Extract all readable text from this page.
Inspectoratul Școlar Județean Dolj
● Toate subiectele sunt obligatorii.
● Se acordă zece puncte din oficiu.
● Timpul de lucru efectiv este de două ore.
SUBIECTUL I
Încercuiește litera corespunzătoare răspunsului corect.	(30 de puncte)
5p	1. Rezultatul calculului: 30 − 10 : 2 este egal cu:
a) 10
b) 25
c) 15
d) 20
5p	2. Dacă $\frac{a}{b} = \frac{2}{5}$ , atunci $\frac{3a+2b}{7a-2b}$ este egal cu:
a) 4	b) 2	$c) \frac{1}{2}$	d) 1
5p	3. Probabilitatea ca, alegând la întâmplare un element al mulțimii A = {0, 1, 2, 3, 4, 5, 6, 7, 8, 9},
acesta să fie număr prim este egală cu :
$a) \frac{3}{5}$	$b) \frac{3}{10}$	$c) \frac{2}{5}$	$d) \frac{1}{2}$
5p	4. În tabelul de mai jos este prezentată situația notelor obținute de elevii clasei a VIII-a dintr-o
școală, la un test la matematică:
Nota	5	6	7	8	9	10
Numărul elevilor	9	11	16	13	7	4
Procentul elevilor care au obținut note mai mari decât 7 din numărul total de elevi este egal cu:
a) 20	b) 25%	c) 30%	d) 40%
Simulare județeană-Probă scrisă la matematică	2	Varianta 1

--

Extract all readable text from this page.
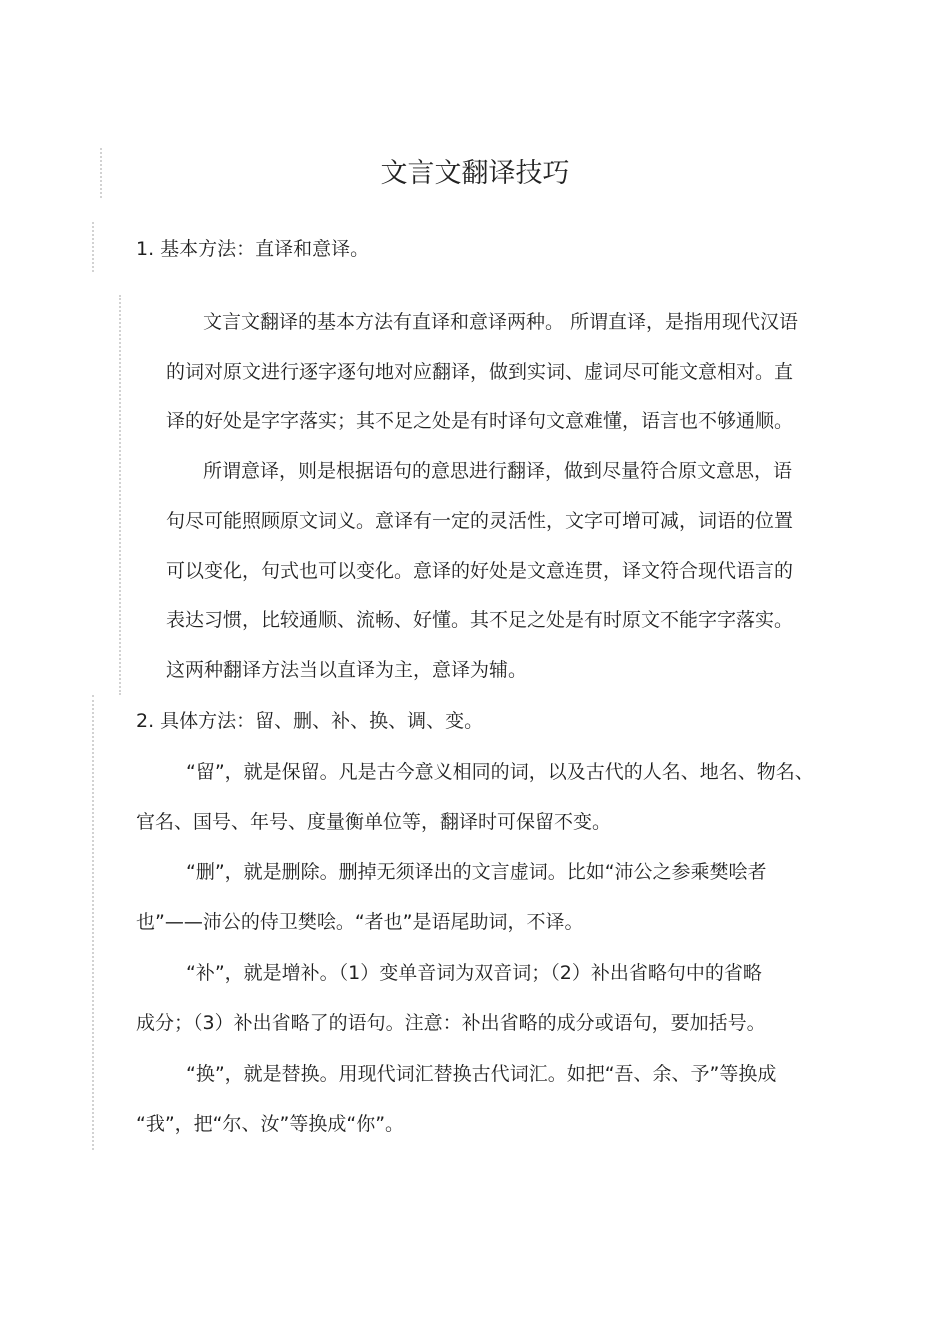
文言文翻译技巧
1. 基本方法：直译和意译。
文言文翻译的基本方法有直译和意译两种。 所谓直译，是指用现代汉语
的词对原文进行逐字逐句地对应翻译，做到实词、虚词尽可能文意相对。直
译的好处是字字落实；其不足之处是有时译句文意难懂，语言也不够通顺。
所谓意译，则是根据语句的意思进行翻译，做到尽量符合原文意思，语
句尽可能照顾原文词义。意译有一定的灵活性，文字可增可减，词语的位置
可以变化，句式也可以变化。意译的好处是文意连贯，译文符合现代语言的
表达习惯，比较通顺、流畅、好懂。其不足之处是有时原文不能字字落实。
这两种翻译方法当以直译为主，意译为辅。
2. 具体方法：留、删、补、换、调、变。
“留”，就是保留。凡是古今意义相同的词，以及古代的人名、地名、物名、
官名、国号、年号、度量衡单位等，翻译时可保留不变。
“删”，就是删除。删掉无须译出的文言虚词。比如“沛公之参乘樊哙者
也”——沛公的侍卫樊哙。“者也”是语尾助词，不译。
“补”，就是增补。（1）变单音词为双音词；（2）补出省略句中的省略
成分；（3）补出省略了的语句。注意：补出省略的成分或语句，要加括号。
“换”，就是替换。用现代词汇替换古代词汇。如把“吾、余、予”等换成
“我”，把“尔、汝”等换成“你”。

==

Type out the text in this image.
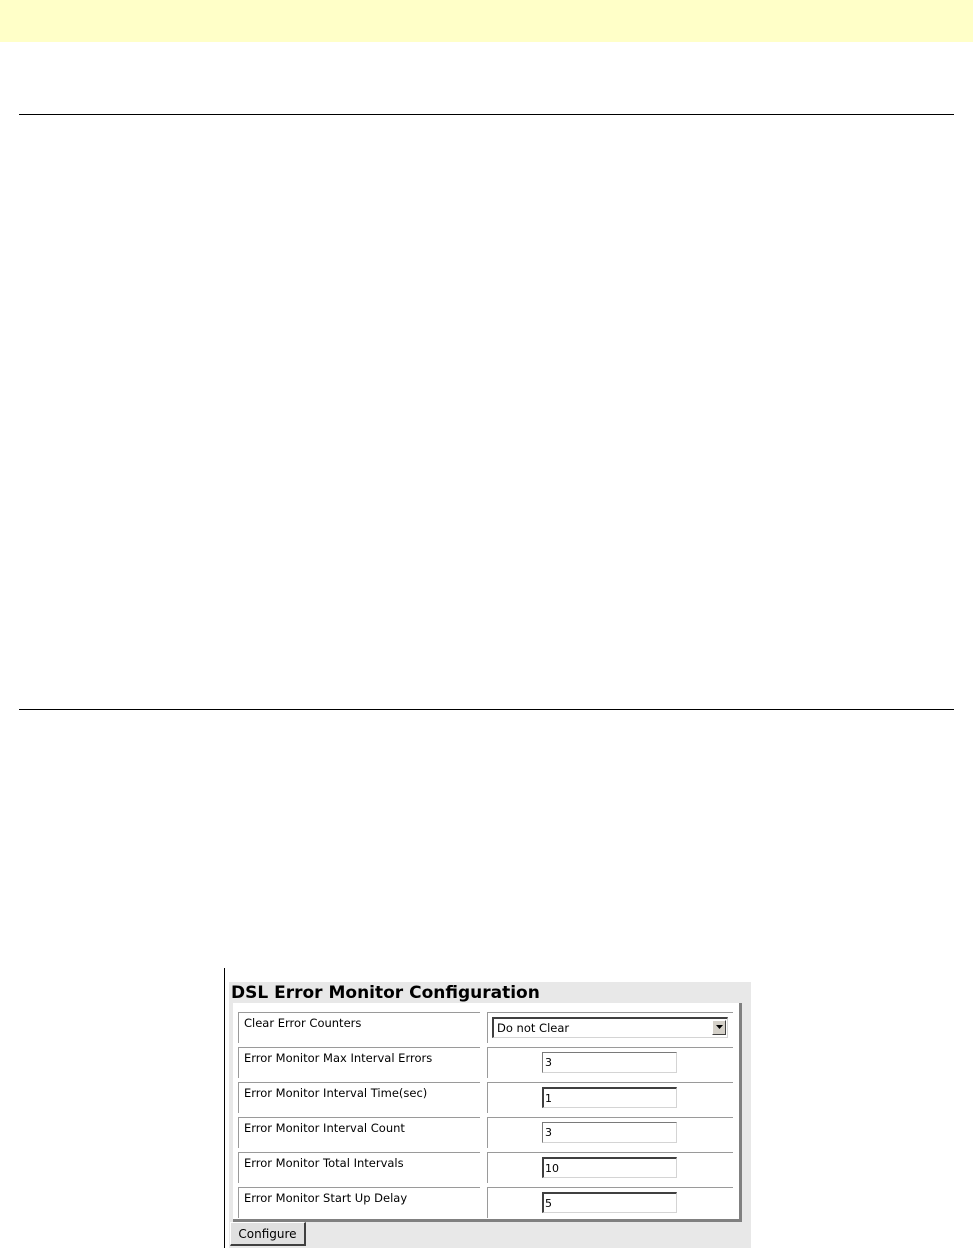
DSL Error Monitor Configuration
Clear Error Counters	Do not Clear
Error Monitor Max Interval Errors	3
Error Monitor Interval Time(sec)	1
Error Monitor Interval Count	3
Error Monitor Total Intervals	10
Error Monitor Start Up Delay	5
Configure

_TASK PROMPT_:
Your task is to gather all lines from the entries above that hold the word "este".

_RESPONSE TO THIS TASK_:
● Timpul de lucru efectiv este de două ore.
5p	1. Rezultatul calculului: 30 − 10 : 2 este egal cu:
5p	2. Dacă $\frac{a}{b} = \frac{2}{5}$ , atunci $\frac{3a+2b}{7a-2b}$ este egal cu:
acesta să fie număr prim este egală cu :
5p	4. În tabelul de mai jos este prezentată situația notelor obținute de elevii clasei a VIII-a dintr-o
Procentul elevilor care au obținut note mai mari decât 7 din numărul total de elevi este egal cu:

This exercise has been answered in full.